**Instructions to follow:** Copy out every line that contains "Oboe".

━━━

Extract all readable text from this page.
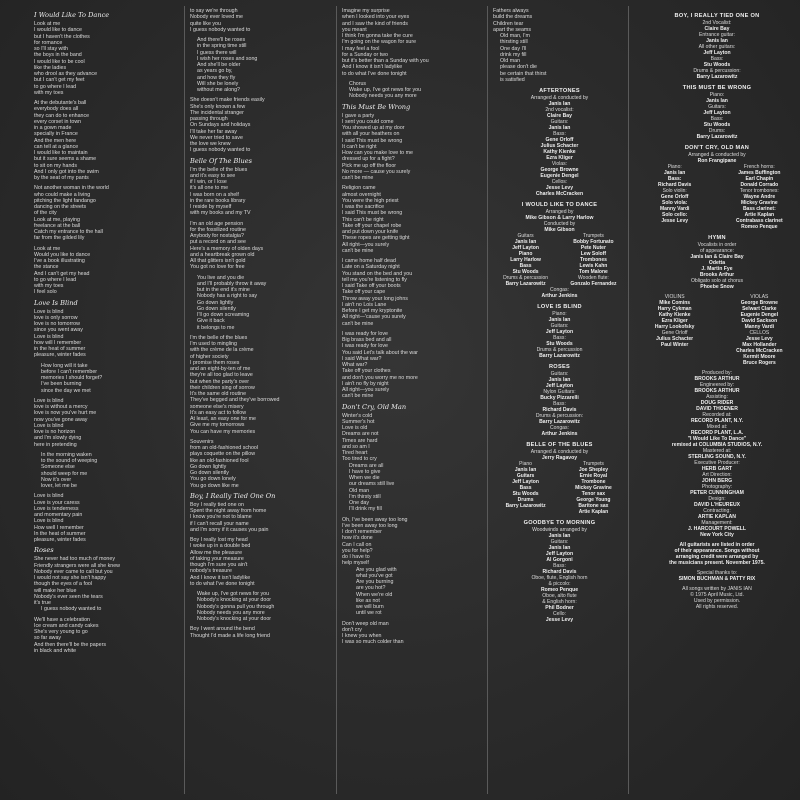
I Would Like To Dance
Look at me
I would like to dance
but I haven't the clothes
for romance
so I'll stay with
the boys in the band
I would like to be cool
like the ladies
who drool as they advance
but I can't get my feet
to go where I lead
with my toes
At the debutante's ball
everybody does all
they can do to enhance
every corset in town
in a gown made
specially in France
And the men here
can tell at a glance
I would like to maintain
but it sure seems a shame
to sit on my hands
And I only got into the swim
by the seat of my pants
Not another woman in the world
who could make a living
pitching the light fandango
dancing on the streets
of the city
Look at me, playing
freelance at the ball
Catch my entrance to the hall
far from the gilded lily
Look at me
Would you like to dance
I've a book illustrating
the stance
And I can't get my head
to go where I lead
with my toes
I feel solo
Love Is Blind
Love is blind
love is only sorrow
love is no tomorrow
since you went away
Love is blind
how will I remember
in the heat of summer
pleasure, winter fades
How long will it take
before I can't remember
memories I should forget?
I've been burning
since the day we met
Love is blind
love is without a mercy
love is now you've hurt me
now you've gone away
Love is blind
love is no horizon
and I'm slowly dying
here in pretending
In the morning waken
to the sound of weeping
Someone else
should weep for me
Now it's over
lover, let me be
Love is blind
Love is your caress
Love is tenderness
and momentary pain
Love is blind
How well I remember
In the heat of summer
pleasure, winter fades
Roses
She never had too much of money
Friendly strangers were all she knew
Nobody ever came to call but you
I would not say she isn't happy
though the eyes of a fool
will make her blue
Nobody's ever seen the tears
it's true
I guess nobody wanted to
We'll have a celebration
Ice cream and candy cakes
She's very young to go
so far away
And then there'll be the papers
in black and white
to say we're through
Nobody ever loved me
quite like you
I guess nobody wanted to
And there'll be roses
in the spring time still
I guess there will
I wish her roses and song
And she'll be older
as years go by,
and how they fly
Will she be lonely
without me along?
She doesn't make friends easily
She's only known a few
The incidental stranger
passing through
On Sundays and holidays
I'll take her far away
We never tried to save
the love we knew
I guess nobody wanted to
Belle Of The Blues
I'm the belle of the blues
and it's easy to see
if I win, or I lose
it's all one to me
I was born on a shelf
in the rare books library
I reside by myself
with my books and my TV
I'm an old age pension
for the fossilized routine
Anybody for nostalgia?
put a record on and see
Here's a memory of olden days
and a heartbreak grown old
All that glitters isn't gold
You got no love for free
You live and you die
and I'll probably throw it away
but in the end it's mine
Nobody has a right to say
Go down lightly
Go down silently
I'll go down screaming
Give it back
it belongs to me
I'm the belle of the blues
I'm used to mingling
with the crème de la crème
of higher society
I promise them roses
and an eight-by-ten of me
they're all too glad to leave
but when the party's over
their children sing of sorrow
It's the same old routine
They've begged and they've borrowed
someone else's misery
It's an easy act to follow
At least, an easy one for me
Give me my tomorrows
You can have my memories
Souvenirs
from an old-fashioned school
plays coquette on the pillow
like an old-fashioned fool
Go down lightly
Go down silently
You go down lonely
You go down like me
Boy, I Really Tied One On
Boy I really tied one on
Spent the night away from home
I know you're not to blame
if I can't recall your name
and I'm sorry if it causes you pain
Boy I really lost my head
I woke up in a double bed
Allow me the pleasure
of taking your measure
though I'm sure you ain't
nobody's treasure
And I know it isn't ladylike
to do what I've done tonight
Wake up, I've got news for you
Nobody's knocking at your door
Nobody's gonna pull you through
Nobody needs you any more
Nobody's knocking at your door
Boy I went around the bend
Thought I'd made a life long friend
Imagine my surprise
when I looked into your eyes
and I saw the kind of friends
you meant
I think I'm gonna take the cure
I'm going on the wagon for sure
I may feel a fool
for a Sunday or two
but it's better than a Sunday with you
And I know it isn't ladylike
to do what I've done tonight
Chorus
Wake up, I've got news for you
Nobody needs you any more
This Must Be Wrong
I gave a party
I sent you could come
You showed up at my door
with all your heathers on
I said This must be wrong
It can't be right
How can you make love to me
dressed up for a fight?
Pick me up off the floor
No more — cause you surely
can't be mine
Religion came
almost overnight
You were the high priest
I was the sacrifice
I said This must be wrong
This can't be right
Take off your chapel robe
and put down your knife
These ropes are getting tight
All right—you surely
can't be mine
I came home half dead
Late on a Saturday night
You stand on the bed and you
tell me you're listening to fly
I said Take off your boots
Take off your cape
Throw away your long johns
I ain't no Lois Lane
Before I get my kryptonite
All right—'cause you surely
can't be mine
I was ready for love
Big brass bed and all
I was ready for love
You said Let's talk about the war
I said What war?
What war?
Take off your clothes
and don't you worry me no more
I ain't no fly by night
All right—you surely
can't be mine
Don't Cry, Old Man
Winter's cold
Summer's hot
Love is old
Dreams are not
Times are hard
and so am I
Tired heart
Too tired to cry
Dreams are all
I have to give
When we die
our dreams still live
Old man
I'm thirsty still
One day
I'll drink my fill
Oh, I've been away too long
I've been away too long
I don't remember
how it's done
Can I call on
you for help?
do I have to
help myself
Are you glad with
what you've got
Are you burning
are you hot?
When we're old
like as not
we will burn
until we rot
Don't weep old man
don't cry
I knew you when
I was so much colder than
Fathers always
build the dreams
Children tear
apart the seams
Old man, I'm
thirsting still
One day I'll
drink my fill
Old man
please don't die
be certain that thirst
is satisfied
AFTERTONES
Arranged & conducted by
Janis Ian
2nd vocalist:
Claire Bay
Guitars:
Janis Ian
Bass:
Gene Orloff
Julius Schacter
Kathy Kienke
Ezra Kliger
Violas:
George Browne
Eugenie Dengel
Cellos:
Jesse Levy
Charles McCracken
I WOULD LIKE TO DANCE
Arranged by
Mike Gibson & Larry Harlow
Conducted by
Mike Gibson
Guitars	Trumpets
Janis Ian	Bobby Fortunato
Jeff Layton	Pete Nuter
Piano	Lew Soloff
Larry Harlow	Trombones
Bass	Lewis Kahn
Stu Woods	Tom Malone
Drums & percussion	Wooden flute:
Barry Lazarowitz	Gonzalo Fernandez
Congas:
Arthur Jenkins
LOVE IS BLIND
Piano:
Janis Ian
Guitars:
Jeff Layton
Bass:
Stu Woods
Drums & percussion
Barry Lazarowitz
ROSES
Guitars:
Janis Ian
Jeff Layton
Nylon Guitars:
Bucky Pizzarelli
Bass:
Richard Davis
Drums & percussion:
Barry Lazarowitz
Congas:
Arthur Jenkins
BELLE OF THE BLUES
Arranged & conducted by
Jerry Ragavoy
Piano	Trumpets
Janis Ian	Joe Shepley
Guitars	Ernie Royal
Jeff Layton	Trombone
Bass	Mickey Gravine
Stu Woods	Tenor sax
Drums	George Young
Barry Lazarowitz	Baritone sax
Artie Kaplan
GOODBYE TO MORNING
Woodwinds arranged by
Janis Ian
Guitars:
Janis Ian
Jeff Layton
Al Gorgoni
Bass:
Richard Davis
Oboe, flute, English horn
& piccolo:
Romeo Penque
Oboe, alto flute
& English horn:
Phil Bodner
Cello:
Jesse Levy
BOY, I REALLY TIED ONE ON
2nd Vocalist:
Claire Bay
Entrance guitar:
Janis Ian
All other guitars:
Jeff Layton
Bass:
Stu Woods
Drums & percussion:
Barry Lazarowitz
THIS MUST BE WRONG
Piano:
Janis Ian
Guitars:
Jeff Layton
Bass:
Stu Woods
Drums:
Barry Lazarowitz
DON'T CRY, OLD MAN
Arranged & conducted by
Ron Frangipane
Piano:	French horns:
Janis Ian	James Buffington
Bass:	Earl Chapin
Richard Davis	Donald Corrado
Solo violin:	Tenor trombones:
Gene Orloff	Wayne Andre
Solo viola:	Mickey Gravine
Manny Vardi	Bass clarinet:
Solo cello:	Artie Kaplan
Jesse Levy	Contrabass clarinet
Romeo Penque
HYMN
Vocalists in order
of appearance:
Janis Ian & Claire Bay
Odetta
J. Martin Fye
Brooks Arthur
Obligato solo at chorus
Phoebe Snow
VIOLINS	VIOLAS
Mike Comins	George Browne
Harry Cykman	Selwart Clarke
Kathy Kienke	Eugenie Dengel
Ezra Kliger	David Sackson
Harry Lookofsky	Manny Vardi
Gene Orloff	CELLOS
Julius Schacter	Jesse Levy
Paul Winter	Max Hollander
Charles McCracken
Kermit Moore
Bruce Rogers
Produced by:
BROOKS ARTHUR
Engineered by:
BROOKS ARTHUR
Assisting:
DOUG RIDER
DAVID THOENER
Recorded at:
RECORD PLANT, N.Y.
Mixed at:
RECORD PLANT, L.A.
"I Would Like To Dance"
remixed at COLUMBIA STUDIOS, N.Y.
Mastered at:
STERLING SOUND, N.Y.
Executive Producer:
HERB GART
Art Direction:
JOHN BERG
Photography:
PETER CUNNINGHAM
Design:
DAVID L'HEUREUX
Contracting:
ARTIE KAPLAN
Management:
J. HARCOURT POWELL
New York City
All guitarists are listed in order
of their appearance. Songs without
arranging credit were arranged by
the musicians present. November 1975.
Special thanks to:
SIMON BUCHMAN & PATTY RIX
All songs written by JANIS IAN
© 1975 April Music, Ltd.
Used by permission.
All rights reserved.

━━━

**Solved problem:**
Oboe, flute, English horn
Oboe, alto flute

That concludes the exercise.